## DIRECTIONS
Go through each line of the records below and count those with the word "Cloud"; give only the total.
--- DATA FOR THIS EXERCISE ---
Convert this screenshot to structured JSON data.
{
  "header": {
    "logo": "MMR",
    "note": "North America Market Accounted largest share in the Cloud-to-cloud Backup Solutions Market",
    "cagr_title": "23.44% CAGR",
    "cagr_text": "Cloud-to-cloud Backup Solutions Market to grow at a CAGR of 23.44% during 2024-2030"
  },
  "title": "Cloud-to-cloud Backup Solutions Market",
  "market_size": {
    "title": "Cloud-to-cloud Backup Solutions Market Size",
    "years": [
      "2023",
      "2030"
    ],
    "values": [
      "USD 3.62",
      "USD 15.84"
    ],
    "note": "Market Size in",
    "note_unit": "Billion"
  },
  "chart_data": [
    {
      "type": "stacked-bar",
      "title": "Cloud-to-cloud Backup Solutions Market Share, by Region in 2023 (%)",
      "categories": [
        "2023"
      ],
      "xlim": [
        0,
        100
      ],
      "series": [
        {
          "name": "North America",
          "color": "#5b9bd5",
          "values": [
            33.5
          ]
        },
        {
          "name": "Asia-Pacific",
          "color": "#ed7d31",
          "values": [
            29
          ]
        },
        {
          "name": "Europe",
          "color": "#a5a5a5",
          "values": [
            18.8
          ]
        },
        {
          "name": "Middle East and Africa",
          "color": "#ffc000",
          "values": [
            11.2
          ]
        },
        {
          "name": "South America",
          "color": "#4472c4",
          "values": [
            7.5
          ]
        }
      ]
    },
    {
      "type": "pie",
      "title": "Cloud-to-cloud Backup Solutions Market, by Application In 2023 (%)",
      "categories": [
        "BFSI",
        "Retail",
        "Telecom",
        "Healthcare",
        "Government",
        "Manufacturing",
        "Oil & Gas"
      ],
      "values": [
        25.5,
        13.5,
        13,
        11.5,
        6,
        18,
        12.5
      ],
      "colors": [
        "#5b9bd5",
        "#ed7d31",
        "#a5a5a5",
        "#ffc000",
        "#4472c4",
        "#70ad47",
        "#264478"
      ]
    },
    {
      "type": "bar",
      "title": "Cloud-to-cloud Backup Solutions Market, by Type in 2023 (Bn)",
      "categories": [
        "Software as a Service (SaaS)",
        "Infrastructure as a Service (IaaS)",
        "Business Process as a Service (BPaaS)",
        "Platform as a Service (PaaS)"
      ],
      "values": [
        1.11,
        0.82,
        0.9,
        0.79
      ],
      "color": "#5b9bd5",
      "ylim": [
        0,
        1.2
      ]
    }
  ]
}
---
## RESULT FOR THIS EXERCISE
7